- SOURCE DATA:
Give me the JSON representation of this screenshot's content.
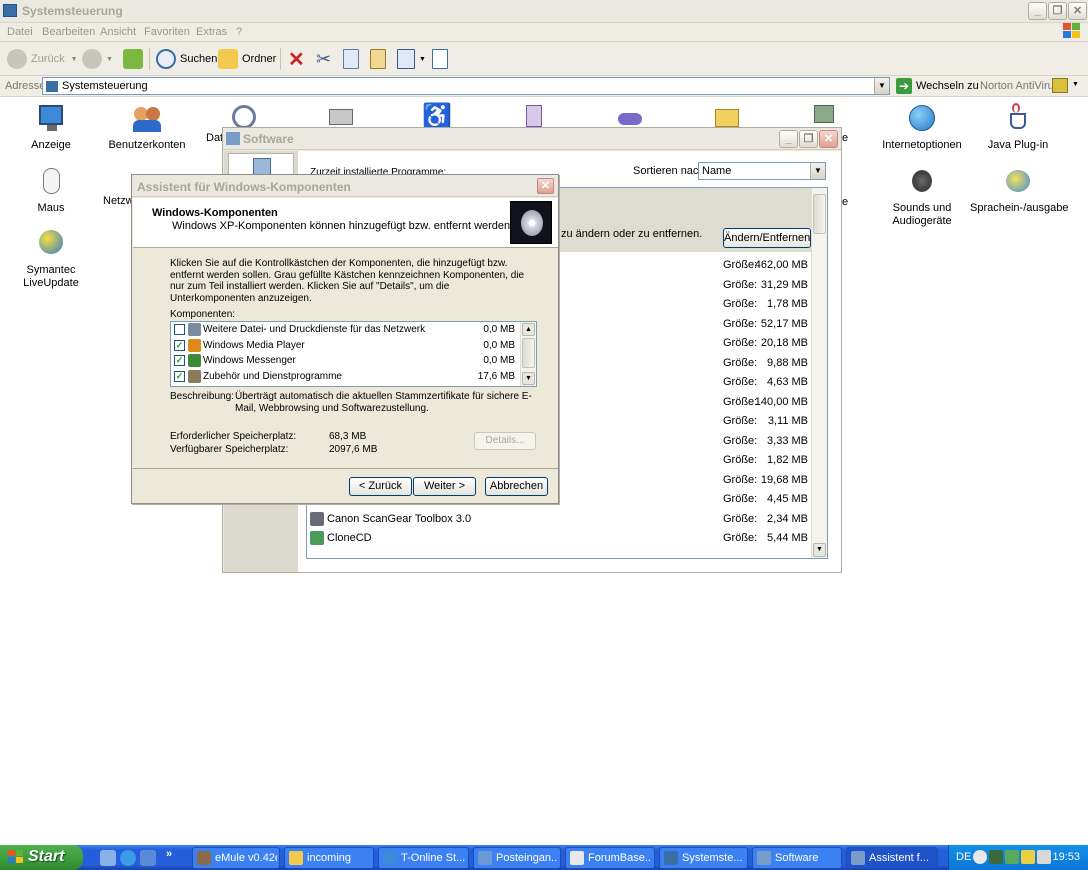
{
  "explorer": {
    "title": "Systemsteuerung",
    "menu": [
      "Datei",
      "Bearbeiten",
      "Ansicht",
      "Favoriten",
      "Extras",
      "?"
    ],
    "toolbar": {
      "back": "Zurück",
      "search": "Suchen",
      "folders": "Ordner"
    },
    "address": {
      "label": "Adresse",
      "value": "Systemsteuerung",
      "go": "Wechseln zu",
      "norton": "Norton AntiVirus"
    }
  },
  "control_panel": {
    "items": [
      "Anzeige",
      "Benutzerkonten",
      "Dat",
      "Internetoptionen",
      "Java Plug-in",
      "Maus",
      "Netzwe",
      "Sounds und Audiogeräte",
      "Sprachein-/ausgabe",
      "Symantec LiveUpdate",
      "e",
      "e"
    ]
  },
  "software": {
    "title": "Software",
    "installed_label": "Zurzeit installierte Programme:",
    "sort_label": "Sortieren nach:",
    "sort_value": "Name",
    "selected_hint": "zu ändern oder zu entfernen.",
    "change_remove": "Ändern/Entfernen",
    "size_label": "Größe:",
    "sizes": [
      "462,00 MB",
      "31,29 MB",
      "1,78 MB",
      "52,17 MB",
      "20,18 MB",
      "9,88 MB",
      "4,63 MB",
      "140,00 MB",
      "3,11 MB",
      "3,33 MB",
      "1,82 MB",
      "19,68 MB",
      "4,45 MB",
      "2,34 MB",
      "5,44 MB"
    ],
    "programs_visible": [
      "Canon ScanGear Toolbox 3.0",
      "CloneCD"
    ]
  },
  "wizard": {
    "title": "Assistent für Windows-Komponenten",
    "heading": "Windows-Komponenten",
    "subheading": "Windows XP-Komponenten können hinzugefügt bzw. entfernt werden.",
    "intro": "Klicken Sie auf die Kontrollkästchen der Komponenten, die hinzugefügt bzw. entfernt werden sollen. Grau gefüllte Kästchen kennzeichnen Komponenten, die nur zum Teil installiert werden. Klicken Sie auf \"Details\", um die Unterkomponenten anzuzeigen.",
    "components_label": "Komponenten:",
    "components": [
      {
        "name": "Weitere Datei- und Druckdienste für das Netzwerk",
        "size": "0,0 MB",
        "checked": false,
        "color": "#7a8aa0"
      },
      {
        "name": "Windows Media Player",
        "size": "0,0 MB",
        "checked": true,
        "color": "#e08a1a"
      },
      {
        "name": "Windows Messenger",
        "size": "0,0 MB",
        "checked": true,
        "color": "#3a8a3a"
      },
      {
        "name": "Zubehör und Dienstprogramme",
        "size": "17,6 MB",
        "checked": true,
        "color": "#8a7a5a"
      }
    ],
    "description_label": "Beschreibung:",
    "description": "Überträgt automatisch die aktuellen Stammzertifikate für sichere E-Mail, Webbrowsing und Softwarezustellung.",
    "required_label": "Erforderlicher Speicherplatz:",
    "required_value": "68,3 MB",
    "available_label": "Verfügbarer Speicherplatz:",
    "available_value": "2097,6 MB",
    "details": "Details...",
    "back": "< Zurück",
    "next": "Weiter >",
    "cancel": "Abbrechen"
  },
  "taskbar": {
    "start": "Start",
    "tasks": [
      "eMule v0.42e",
      "incoming",
      "T-Online St...",
      "Posteingan...",
      "ForumBase...",
      "Systemste...",
      "Software",
      "Assistent f..."
    ],
    "lang": "DE",
    "clock": "19:53"
  }
}
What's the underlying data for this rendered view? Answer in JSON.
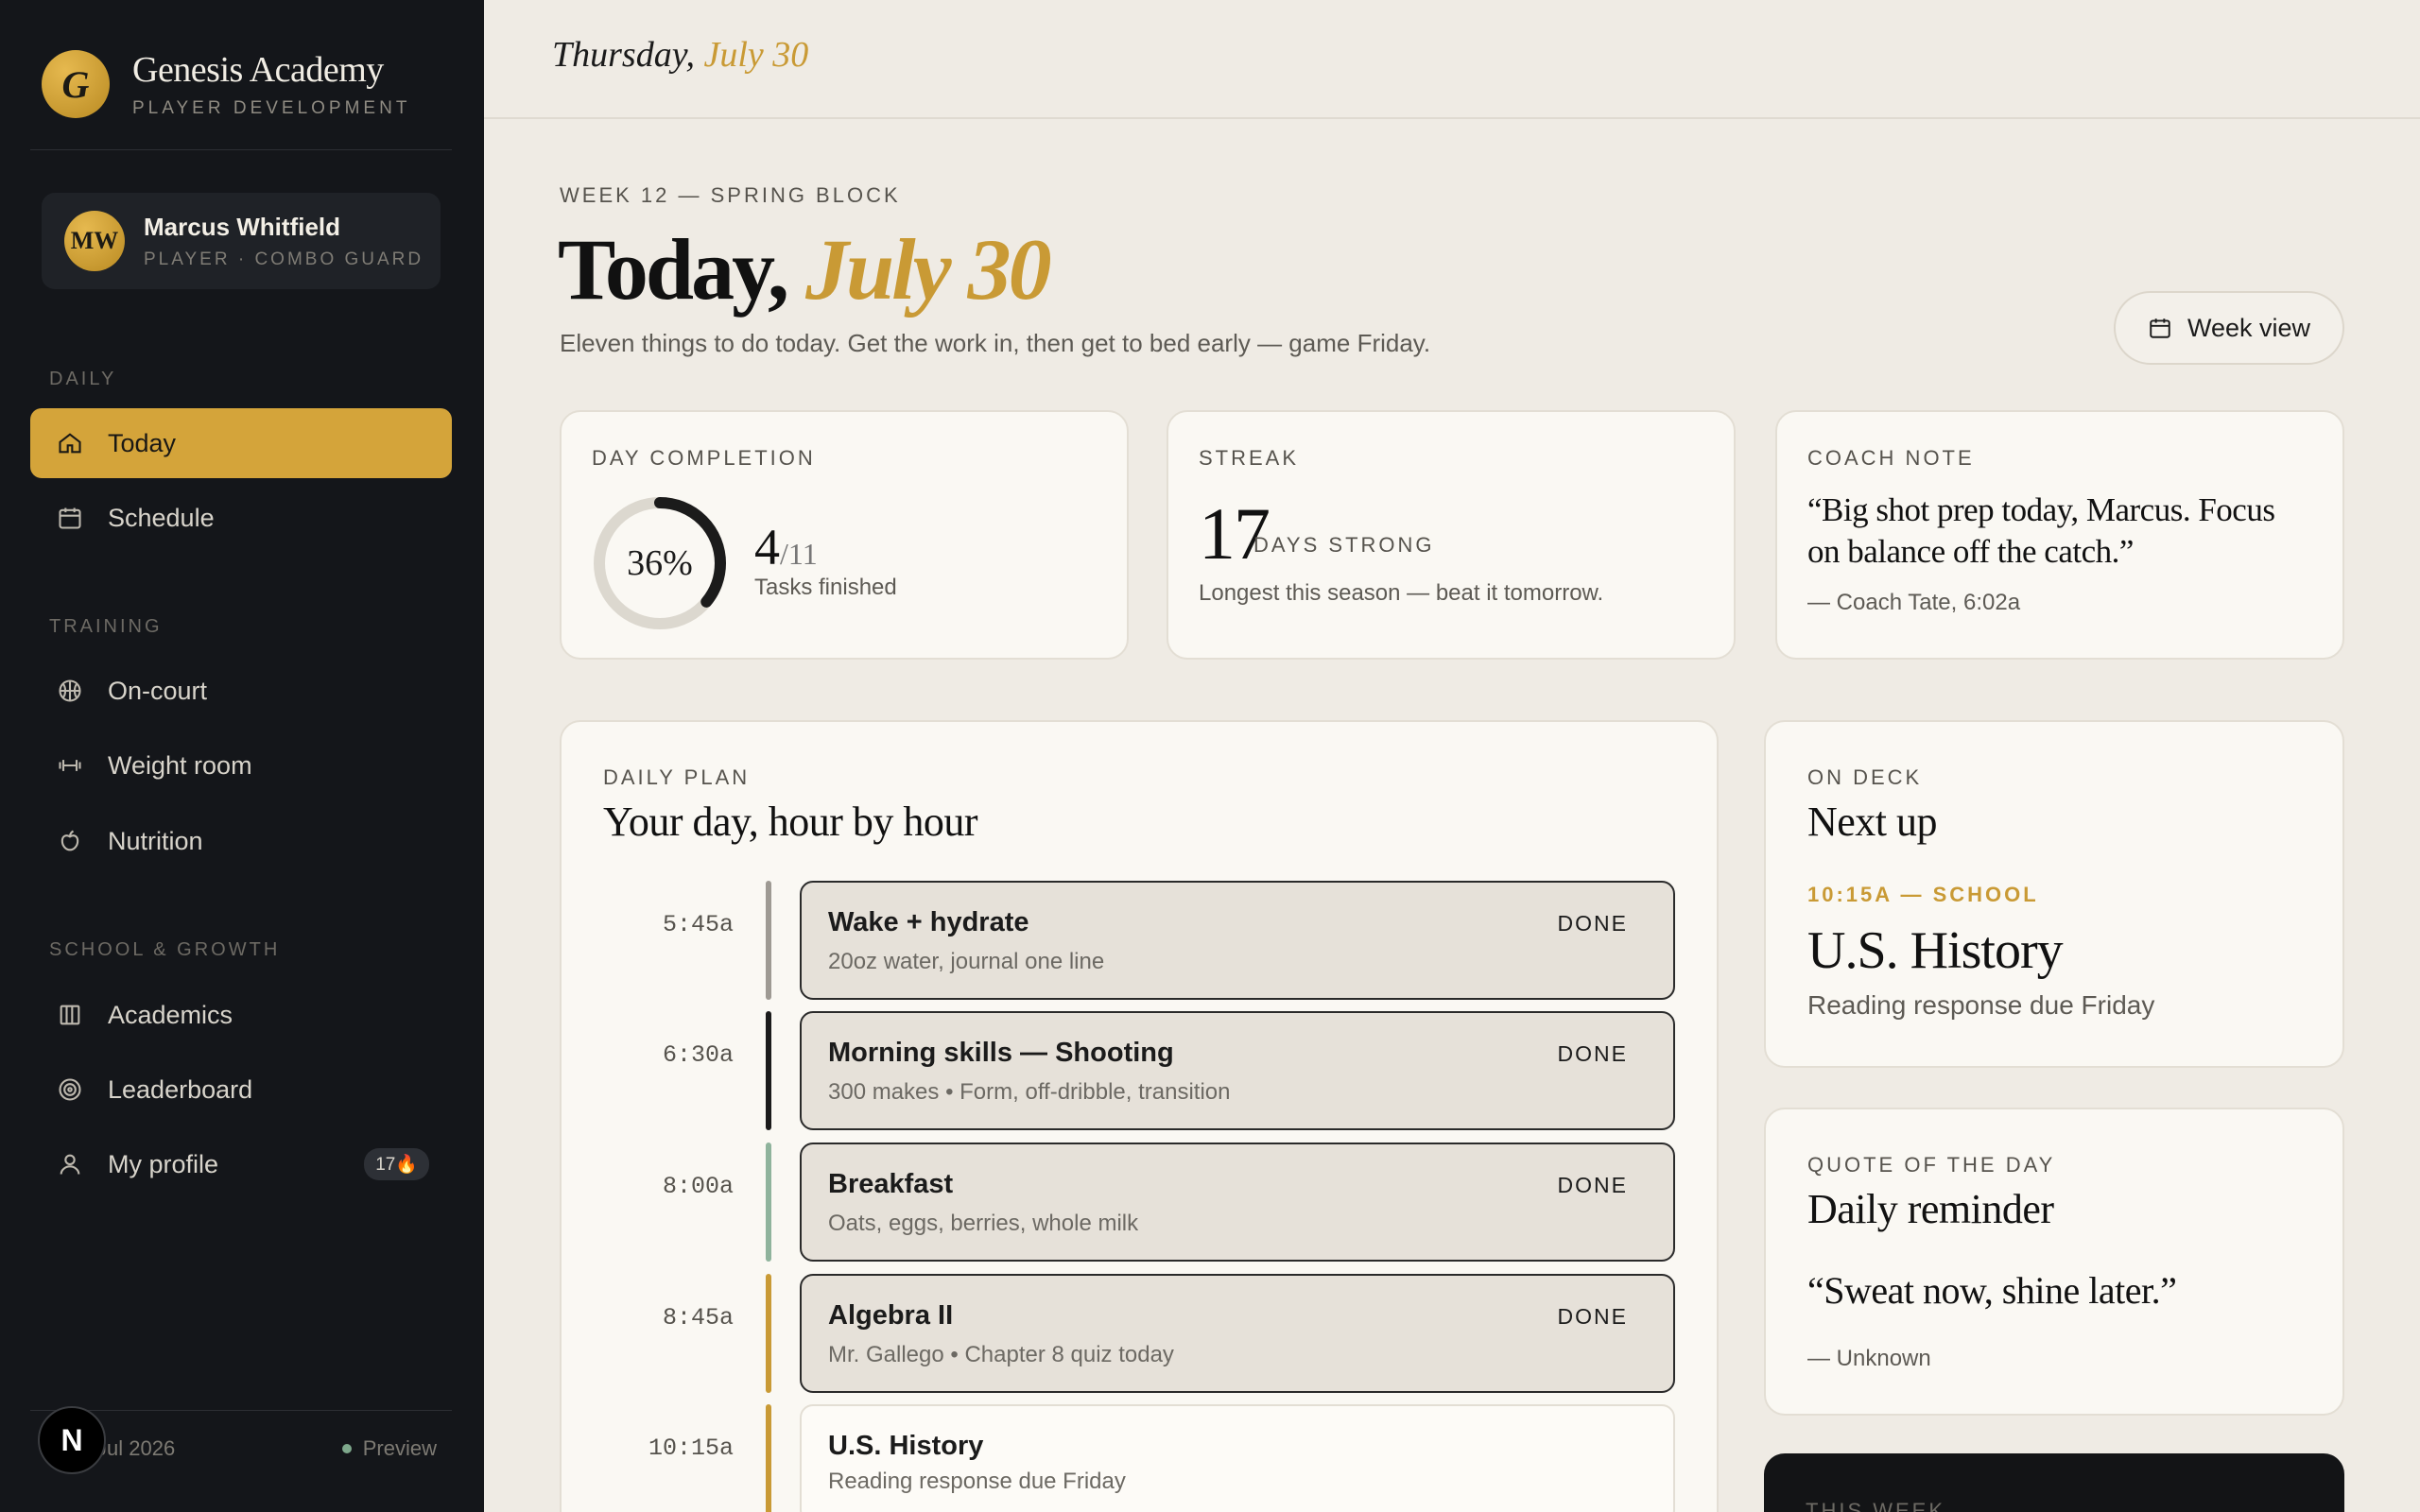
{
  "brand": {
    "logo_letter": "G",
    "name": "Genesis Academy",
    "subtitle": "PLAYER DEVELOPMENT"
  },
  "user": {
    "initials": "MW",
    "name": "Marcus Whitfield",
    "role": "PLAYER · COMBO GUARD"
  },
  "sidebar": {
    "sections": [
      {
        "label": "DAILY"
      },
      {
        "label": "TRAINING"
      },
      {
        "label": "SCHOOL & GROWTH"
      }
    ],
    "items": [
      {
        "label": "Today",
        "icon": "home-icon",
        "active": true
      },
      {
        "label": "Schedule",
        "icon": "calendar-icon"
      },
      {
        "label": "On-court",
        "icon": "basketball-icon"
      },
      {
        "label": "Weight room",
        "icon": "dumbbell-icon"
      },
      {
        "label": "Nutrition",
        "icon": "apple-icon"
      },
      {
        "label": "Academics",
        "icon": "book-icon"
      },
      {
        "label": "Leaderboard",
        "icon": "target-icon"
      },
      {
        "label": "My profile",
        "icon": "user-icon",
        "badge": "17🔥"
      }
    ],
    "footer": {
      "left": "Jul 2026",
      "right": "Preview",
      "n_button": "N"
    }
  },
  "topbar": {
    "weekday": "Thursday,",
    "date": "July 30"
  },
  "hero": {
    "eyebrow": "WEEK 12 — SPRING BLOCK",
    "title_prefix": "Today,",
    "title_accent": "July 30",
    "subtitle": "Eleven things to do today. Get the work in, then get to bed early — game Friday.",
    "week_button": "Week view"
  },
  "stats": {
    "completion": {
      "label": "DAY COMPLETION",
      "percent": 36,
      "percent_text": "36%",
      "done": "4",
      "total": "/11",
      "caption": "Tasks finished"
    },
    "streak": {
      "label": "STREAK",
      "value": "17",
      "unit": "DAYS STRONG",
      "caption": "Longest this season — beat it tomorrow."
    },
    "coach": {
      "label": "COACH NOTE",
      "quote": "“Big shot prep today, Marcus. Focus on balance off the catch.”",
      "author": "— Coach Tate, 6:02a"
    }
  },
  "plan": {
    "eyebrow": "DAILY PLAN",
    "title": "Your day, hour by hour",
    "rows": [
      {
        "time": "5:45a",
        "title": "Wake + hydrate",
        "sub": "20oz water, journal one line",
        "status": "DONE",
        "color": "#9e9a93"
      },
      {
        "time": "6:30a",
        "title": "Morning skills — Shooting",
        "sub": "300 makes • Form, off-dribble, transition",
        "status": "DONE",
        "color": "#1b1b1b"
      },
      {
        "time": "8:00a",
        "title": "Breakfast",
        "sub": "Oats, eggs, berries, whole milk",
        "status": "DONE",
        "color": "#8fb39c"
      },
      {
        "time": "8:45a",
        "title": "Algebra II",
        "sub": "Mr. Gallego • Chapter 8 quiz today",
        "status": "DONE",
        "color": "#c99a35"
      },
      {
        "time": "10:15a",
        "title": "U.S. History",
        "sub": "Reading response due Friday",
        "status": "",
        "color": "#c99a35"
      }
    ]
  },
  "on_deck": {
    "eyebrow": "ON DECK",
    "title": "Next up",
    "time": "10:15A — SCHOOL",
    "item": "U.S. History",
    "sub": "Reading response due Friday"
  },
  "quote_of_day": {
    "eyebrow": "QUOTE OF THE DAY",
    "title": "Daily reminder",
    "quote": "“Sweat now, shine later.”",
    "author": "— Unknown"
  },
  "this_week": {
    "eyebrow": "THIS WEEK"
  }
}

- YOUR TASK: Please retype the whole listing above word for word and drop the pictures.

- EXERCISE RESULT:
Give me the JSON representation of this screenshot's content.
{
  "explorer": {
    "title": "Systemsteuerung",
    "menu": [
      "Datei",
      "Bearbeiten",
      "Ansicht",
      "Favoriten",
      "Extras",
      "?"
    ],
    "toolbar": {
      "back": "Zurück",
      "search": "Suchen",
      "folders": "Ordner"
    },
    "address": {
      "label": "Adresse",
      "value": "Systemsteuerung",
      "go": "Wechseln zu",
      "norton": "Norton AntiVirus"
    }
  },
  "control_panel": {
    "items": [
      "Anzeige",
      "Benutzerkonten",
      "Dat",
      "Internetoptionen",
      "Java Plug-in",
      "Maus",
      "Netzwe",
      "Sounds und Audiogeräte",
      "Sprachein-/ausgabe",
      "Symantec LiveUpdate",
      "e",
      "e"
    ]
  },
  "software": {
    "title": "Software",
    "installed_label": "Zurzeit installierte Programme:",
    "sort_label": "Sortieren nach:",
    "sort_value": "Name",
    "selected_hint": "zu ändern oder zu entfernen.",
    "change_remove": "Ändern/Entfernen",
    "size_label": "Größe:",
    "sizes": [
      "462,00 MB",
      "31,29 MB",
      "1,78 MB",
      "52,17 MB",
      "20,18 MB",
      "9,88 MB",
      "4,63 MB",
      "140,00 MB",
      "3,11 MB",
      "3,33 MB",
      "1,82 MB",
      "19,68 MB",
      "4,45 MB",
      "2,34 MB",
      "5,44 MB"
    ],
    "programs_visible": [
      "Canon ScanGear Toolbox 3.0",
      "CloneCD"
    ]
  },
  "wizard": {
    "title": "Assistent für Windows-Komponenten",
    "heading": "Windows-Komponenten",
    "subheading": "Windows XP-Komponenten können hinzugefügt bzw. entfernt werden.",
    "intro": "Klicken Sie auf die Kontrollkästchen der Komponenten, die hinzugefügt bzw. entfernt werden sollen. Grau gefüllte Kästchen kennzeichnen Komponenten, die nur zum Teil installiert werden. Klicken Sie auf \"Details\", um die Unterkomponenten anzuzeigen.",
    "components_label": "Komponenten:",
    "components": [
      {
        "name": "Weitere Datei- und Druckdienste für das Netzwerk",
        "size": "0,0 MB",
        "checked": false,
        "color": "#7a8aa0"
      },
      {
        "name": "Windows Media Player",
        "size": "0,0 MB",
        "checked": true,
        "color": "#e08a1a"
      },
      {
        "name": "Windows Messenger",
        "size": "0,0 MB",
        "checked": true,
        "color": "#3a8a3a"
      },
      {
        "name": "Zubehör und Dienstprogramme",
        "size": "17,6 MB",
        "checked": true,
        "color": "#8a7a5a"
      }
    ],
    "description_label": "Beschreibung:",
    "description": "Überträgt automatisch die aktuellen Stammzertifikate für sichere E-Mail, Webbrowsing und Softwarezustellung.",
    "required_label": "Erforderlicher Speicherplatz:",
    "required_value": "68,3 MB",
    "available_label": "Verfügbarer Speicherplatz:",
    "available_value": "2097,6 MB",
    "details": "Details...",
    "back": "< Zurück",
    "next": "Weiter >",
    "cancel": "Abbrechen"
  },
  "taskbar": {
    "start": "Start",
    "tasks": [
      "eMule v0.42e",
      "incoming",
      "T-Online St...",
      "Posteingan...",
      "ForumBase...",
      "Systemste...",
      "Software",
      "Assistent f..."
    ],
    "lang": "DE",
    "clock": "19:53"
  }
}
What's the underlying data for this rendered view? Answer in JSON.
{
  "brand": {
    "logo_letter": "G",
    "name": "Genesis Academy",
    "subtitle": "PLAYER DEVELOPMENT"
  },
  "user": {
    "initials": "MW",
    "name": "Marcus Whitfield",
    "role": "PLAYER · COMBO GUARD"
  },
  "sidebar": {
    "sections": [
      {
        "label": "DAILY"
      },
      {
        "label": "TRAINING"
      },
      {
        "label": "SCHOOL & GROWTH"
      }
    ],
    "items": [
      {
        "label": "Today",
        "icon": "home-icon",
        "active": true
      },
      {
        "label": "Schedule",
        "icon": "calendar-icon"
      },
      {
        "label": "On-court",
        "icon": "basketball-icon"
      },
      {
        "label": "Weight room",
        "icon": "dumbbell-icon"
      },
      {
        "label": "Nutrition",
        "icon": "apple-icon"
      },
      {
        "label": "Academics",
        "icon": "book-icon"
      },
      {
        "label": "Leaderboard",
        "icon": "target-icon"
      },
      {
        "label": "My profile",
        "icon": "user-icon",
        "badge": "17🔥"
      }
    ],
    "footer": {
      "left": "Jul 2026",
      "right": "Preview",
      "n_button": "N"
    }
  },
  "topbar": {
    "weekday": "Thursday,",
    "date": "July 30"
  },
  "hero": {
    "eyebrow": "WEEK 12 — SPRING BLOCK",
    "title_prefix": "Today,",
    "title_accent": "July 30",
    "subtitle": "Eleven things to do today. Get the work in, then get to bed early — game Friday.",
    "week_button": "Week view"
  },
  "stats": {
    "completion": {
      "label": "DAY COMPLETION",
      "percent": 36,
      "percent_text": "36%",
      "done": "4",
      "total": "/11",
      "caption": "Tasks finished"
    },
    "streak": {
      "label": "STREAK",
      "value": "17",
      "unit": "DAYS STRONG",
      "caption": "Longest this season — beat it tomorrow."
    },
    "coach": {
      "label": "COACH NOTE",
      "quote": "“Big shot prep today, Marcus. Focus on balance off the catch.”",
      "author": "— Coach Tate, 6:02a"
    }
  },
  "plan": {
    "eyebrow": "DAILY PLAN",
    "title": "Your day, hour by hour",
    "rows": [
      {
        "time": "5:45a",
        "title": "Wake + hydrate",
        "sub": "20oz water, journal one line",
        "status": "DONE",
        "color": "#9e9a93"
      },
      {
        "time": "6:30a",
        "title": "Morning skills — Shooting",
        "sub": "300 makes • Form, off-dribble, transition",
        "status": "DONE",
        "color": "#1b1b1b"
      },
      {
        "time": "8:00a",
        "title": "Breakfast",
        "sub": "Oats, eggs, berries, whole milk",
        "status": "DONE",
        "color": "#8fb39c"
      },
      {
        "time": "8:45a",
        "title": "Algebra II",
        "sub": "Mr. Gallego • Chapter 8 quiz today",
        "status": "DONE",
        "color": "#c99a35"
      },
      {
        "time": "10:15a",
        "title": "U.S. History",
        "sub": "Reading response due Friday",
        "status": "",
        "color": "#c99a35"
      }
    ]
  },
  "on_deck": {
    "eyebrow": "ON DECK",
    "title": "Next up",
    "time": "10:15A — SCHOOL",
    "item": "U.S. History",
    "sub": "Reading response due Friday"
  },
  "quote_of_day": {
    "eyebrow": "QUOTE OF THE DAY",
    "title": "Daily reminder",
    "quote": "“Sweat now, shine later.”",
    "author": "— Unknown"
  },
  "this_week": {
    "eyebrow": "THIS WEEK"
  }
}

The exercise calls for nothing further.